* **What is required**
Copy out all the records, word for word.

=======

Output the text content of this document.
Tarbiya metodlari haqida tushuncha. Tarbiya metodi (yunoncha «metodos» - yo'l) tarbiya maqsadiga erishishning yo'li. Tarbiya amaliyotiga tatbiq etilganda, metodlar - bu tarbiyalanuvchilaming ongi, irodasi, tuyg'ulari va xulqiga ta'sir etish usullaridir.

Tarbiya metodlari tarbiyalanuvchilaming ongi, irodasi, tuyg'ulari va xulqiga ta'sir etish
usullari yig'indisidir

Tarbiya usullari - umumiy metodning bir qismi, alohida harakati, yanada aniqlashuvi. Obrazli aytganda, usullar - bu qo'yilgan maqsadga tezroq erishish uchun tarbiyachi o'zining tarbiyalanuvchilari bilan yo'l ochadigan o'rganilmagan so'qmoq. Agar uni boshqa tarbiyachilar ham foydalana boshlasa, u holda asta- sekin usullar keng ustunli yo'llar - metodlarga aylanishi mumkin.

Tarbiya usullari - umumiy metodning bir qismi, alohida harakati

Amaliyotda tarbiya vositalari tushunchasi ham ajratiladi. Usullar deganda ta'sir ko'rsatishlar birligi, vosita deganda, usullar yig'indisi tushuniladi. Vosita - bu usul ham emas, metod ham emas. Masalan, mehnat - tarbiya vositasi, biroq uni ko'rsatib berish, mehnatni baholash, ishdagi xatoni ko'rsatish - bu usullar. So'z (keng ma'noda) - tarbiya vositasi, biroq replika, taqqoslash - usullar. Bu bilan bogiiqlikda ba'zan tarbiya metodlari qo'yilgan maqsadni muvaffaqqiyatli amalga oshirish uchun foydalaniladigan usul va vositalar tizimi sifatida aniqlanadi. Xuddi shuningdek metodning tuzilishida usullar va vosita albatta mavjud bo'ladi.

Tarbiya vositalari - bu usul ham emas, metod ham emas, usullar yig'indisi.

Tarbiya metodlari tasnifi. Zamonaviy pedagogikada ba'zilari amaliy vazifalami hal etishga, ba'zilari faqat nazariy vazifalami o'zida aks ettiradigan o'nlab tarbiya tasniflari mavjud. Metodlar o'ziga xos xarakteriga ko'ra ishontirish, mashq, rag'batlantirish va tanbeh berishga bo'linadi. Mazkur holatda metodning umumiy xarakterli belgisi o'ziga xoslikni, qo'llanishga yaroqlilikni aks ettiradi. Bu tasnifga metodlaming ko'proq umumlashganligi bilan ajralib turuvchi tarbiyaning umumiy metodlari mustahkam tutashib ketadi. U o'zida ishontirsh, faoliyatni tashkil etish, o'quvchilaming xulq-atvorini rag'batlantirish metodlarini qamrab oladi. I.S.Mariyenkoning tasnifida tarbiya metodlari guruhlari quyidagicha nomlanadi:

=======

* **Finished task**
Output the text content of this document.
Tarbiya metodlari haqida tushuncha. Tarbiya metodi (yunoncha «metodos» - yo'l) tarbiya maqsadiga erishishning yo'li. Tarbiya amaliyotiga tatbiq etilganda, metodlar - bu tarbiyalanuvchilaming ongi, irodasi, tuyg'ulari va xulqiga ta'sir etish usullaridir.

Tarbiya metodlari tarbiyalanuvchilaming ongi, irodasi, tuyg'ulari va xulqiga ta'sir etish
usullari yig'indisidir

Tarbiya usullari - umumiy metodning bir qismi, alohida harakati, yanada aniqlashuvi. Obrazli aytganda, usullar - bu qo'yilgan maqsadga tezroq erishish uchun tarbiyachi o'zining tarbiyalanuvchilari bilan yo'l ochadigan o'rganilmagan so'qmoq. Agar uni boshqa tarbiyachilar ham foydalana boshlasa, u holda asta- sekin usullar keng ustunli yo'llar - metodlarga aylanishi mumkin.

Tarbiya usullari - umumiy metodning bir qismi, alohida harakati

Amaliyotda tarbiya vositalari tushunchasi ham ajratiladi. Usullar deganda ta'sir ko'rsatishlar birligi, vosita deganda, usullar yig'indisi tushuniladi. Vosita - bu usul ham emas, metod ham emas. Masalan, mehnat - tarbiya vositasi, biroq uni ko'rsatib berish, mehnatni baholash, ishdagi xatoni ko'rsatish - bu usullar. So'z (keng ma'noda) - tarbiya vositasi, biroq replika, taqqoslash - usullar. Bu bilan bogiiqlikda ba'zan tarbiya metodlari qo'yilgan maqsadni muvaffaqqiyatli amalga oshirish uchun foydalaniladigan usul va vositalar tizimi sifatida aniqlanadi. Xuddi shuningdek metodning tuzilishida usullar va vosita albatta mavjud bo'ladi.

Tarbiya vositalari - bu usul ham emas, metod ham emas, usullar yig'indisi.

Tarbiya metodlari tasnifi. Zamonaviy pedagogikada ba'zilari amaliy vazifalami hal etishga, ba'zilari faqat nazariy vazifalami o'zida aks ettiradigan o'nlab tarbiya tasniflari mavjud. Metodlar o'ziga xos xarakteriga ko'ra ishontirish, mashq, rag'batlantirish va tanbeh berishga bo'linadi. Mazkur holatda metodning umumiy xarakterli belgisi o'ziga xoslikni, qo'llanishga yaroqlilikni aks ettiradi. Bu tasnifga metodlaming ko'proq umumlashganligi bilan ajralib turuvchi tarbiyaning umumiy metodlari mustahkam tutashib ketadi. U o'zida ishontirsh, faoliyatni tashkil etish, o'quvchilaming xulq-atvorini rag'batlantirish metodlarini qamrab oladi. I.S.Mariyenkoning tasnifida tarbiya metodlari guruhlari quyidagicha nomlanadi:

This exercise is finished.